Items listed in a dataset
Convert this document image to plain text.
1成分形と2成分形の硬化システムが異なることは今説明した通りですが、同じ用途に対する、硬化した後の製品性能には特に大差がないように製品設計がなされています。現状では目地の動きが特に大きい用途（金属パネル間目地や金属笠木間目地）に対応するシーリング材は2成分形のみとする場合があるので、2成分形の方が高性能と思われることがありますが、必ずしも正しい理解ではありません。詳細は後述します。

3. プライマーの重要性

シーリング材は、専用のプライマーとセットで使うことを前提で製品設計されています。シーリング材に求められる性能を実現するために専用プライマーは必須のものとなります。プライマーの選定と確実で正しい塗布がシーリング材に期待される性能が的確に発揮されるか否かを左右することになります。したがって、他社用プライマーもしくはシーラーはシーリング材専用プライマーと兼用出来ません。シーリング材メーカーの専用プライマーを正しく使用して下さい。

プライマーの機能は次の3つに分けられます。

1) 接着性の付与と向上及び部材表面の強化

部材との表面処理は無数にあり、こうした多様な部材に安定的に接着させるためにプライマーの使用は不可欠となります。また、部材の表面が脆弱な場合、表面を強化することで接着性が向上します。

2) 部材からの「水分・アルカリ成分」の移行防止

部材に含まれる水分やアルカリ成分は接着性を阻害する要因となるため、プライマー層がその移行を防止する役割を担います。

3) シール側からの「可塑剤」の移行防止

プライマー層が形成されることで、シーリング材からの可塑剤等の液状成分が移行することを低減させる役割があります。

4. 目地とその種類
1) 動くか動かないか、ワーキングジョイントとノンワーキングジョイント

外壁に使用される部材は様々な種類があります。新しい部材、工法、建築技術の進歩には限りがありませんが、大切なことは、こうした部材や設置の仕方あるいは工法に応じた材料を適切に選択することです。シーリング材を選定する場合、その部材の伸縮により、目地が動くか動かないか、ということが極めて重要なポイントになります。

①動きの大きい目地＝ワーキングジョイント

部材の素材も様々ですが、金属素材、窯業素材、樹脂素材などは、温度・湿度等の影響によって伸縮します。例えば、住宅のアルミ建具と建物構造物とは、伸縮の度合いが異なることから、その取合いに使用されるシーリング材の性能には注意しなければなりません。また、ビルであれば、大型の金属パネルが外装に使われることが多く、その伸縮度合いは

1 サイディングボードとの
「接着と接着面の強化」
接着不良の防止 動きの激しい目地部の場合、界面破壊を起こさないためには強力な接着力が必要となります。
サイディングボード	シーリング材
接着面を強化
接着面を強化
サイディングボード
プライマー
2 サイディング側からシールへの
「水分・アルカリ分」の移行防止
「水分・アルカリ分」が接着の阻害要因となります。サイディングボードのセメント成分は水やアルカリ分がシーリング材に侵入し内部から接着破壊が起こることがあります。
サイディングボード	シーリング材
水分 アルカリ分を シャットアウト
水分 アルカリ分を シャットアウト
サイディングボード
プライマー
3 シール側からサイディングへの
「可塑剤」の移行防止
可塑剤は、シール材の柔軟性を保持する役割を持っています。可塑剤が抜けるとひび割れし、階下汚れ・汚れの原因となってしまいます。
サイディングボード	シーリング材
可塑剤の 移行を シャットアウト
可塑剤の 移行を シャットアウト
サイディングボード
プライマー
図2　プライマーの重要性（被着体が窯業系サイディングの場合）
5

==

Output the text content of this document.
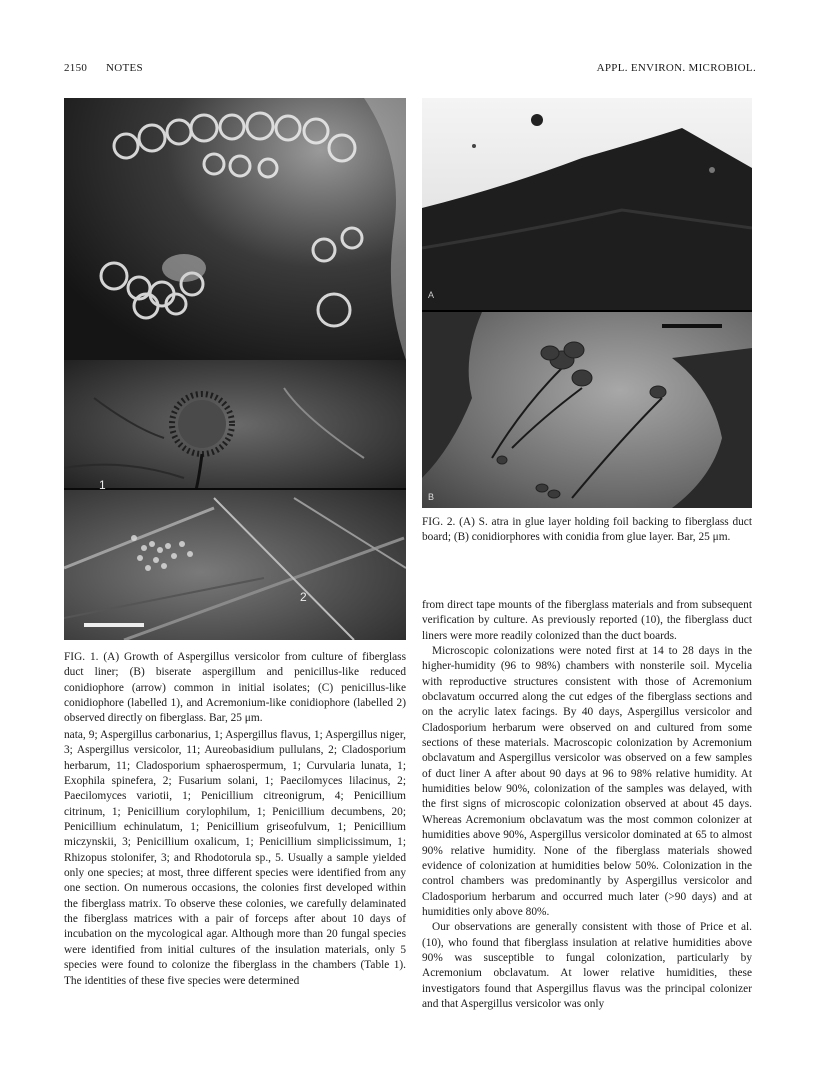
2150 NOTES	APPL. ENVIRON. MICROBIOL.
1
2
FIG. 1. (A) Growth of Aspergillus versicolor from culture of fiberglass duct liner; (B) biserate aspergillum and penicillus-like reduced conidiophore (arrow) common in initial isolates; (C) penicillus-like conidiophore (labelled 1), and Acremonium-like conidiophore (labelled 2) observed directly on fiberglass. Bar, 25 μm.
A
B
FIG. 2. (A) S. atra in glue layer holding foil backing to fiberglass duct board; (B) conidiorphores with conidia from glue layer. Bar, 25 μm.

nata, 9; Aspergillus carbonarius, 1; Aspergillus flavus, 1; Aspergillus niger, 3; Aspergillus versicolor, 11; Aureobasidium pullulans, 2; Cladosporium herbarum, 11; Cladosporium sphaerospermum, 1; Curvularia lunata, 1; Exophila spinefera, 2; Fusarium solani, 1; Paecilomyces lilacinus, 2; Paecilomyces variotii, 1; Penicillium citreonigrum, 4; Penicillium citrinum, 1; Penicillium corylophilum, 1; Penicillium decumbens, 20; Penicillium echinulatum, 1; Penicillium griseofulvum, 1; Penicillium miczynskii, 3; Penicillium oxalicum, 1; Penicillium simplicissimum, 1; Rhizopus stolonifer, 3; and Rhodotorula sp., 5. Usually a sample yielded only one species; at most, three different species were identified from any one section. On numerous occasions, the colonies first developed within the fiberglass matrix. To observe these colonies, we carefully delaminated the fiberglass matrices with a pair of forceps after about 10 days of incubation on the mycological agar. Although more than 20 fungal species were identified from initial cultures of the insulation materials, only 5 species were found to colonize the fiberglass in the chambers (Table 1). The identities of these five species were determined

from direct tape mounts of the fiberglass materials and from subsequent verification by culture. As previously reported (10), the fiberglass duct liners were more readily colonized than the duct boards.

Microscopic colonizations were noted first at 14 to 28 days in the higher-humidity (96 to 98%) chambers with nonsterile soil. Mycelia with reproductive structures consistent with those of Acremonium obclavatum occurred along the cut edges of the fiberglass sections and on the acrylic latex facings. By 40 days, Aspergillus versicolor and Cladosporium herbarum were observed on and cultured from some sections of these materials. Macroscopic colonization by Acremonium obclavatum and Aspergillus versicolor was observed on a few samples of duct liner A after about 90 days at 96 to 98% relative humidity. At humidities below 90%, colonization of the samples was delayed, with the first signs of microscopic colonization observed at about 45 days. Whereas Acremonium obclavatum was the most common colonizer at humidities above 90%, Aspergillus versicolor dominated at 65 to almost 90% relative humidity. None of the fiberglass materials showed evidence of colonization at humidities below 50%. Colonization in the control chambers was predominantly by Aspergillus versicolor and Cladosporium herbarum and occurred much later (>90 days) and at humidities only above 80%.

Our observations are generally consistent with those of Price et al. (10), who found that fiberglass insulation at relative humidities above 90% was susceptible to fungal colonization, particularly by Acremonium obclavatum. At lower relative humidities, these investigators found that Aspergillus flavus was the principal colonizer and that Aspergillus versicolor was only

Description of the task: Find "document". Copy every line it occurs in.

Output of the task:
Convert this document image to plain text.
Output the text content of this document.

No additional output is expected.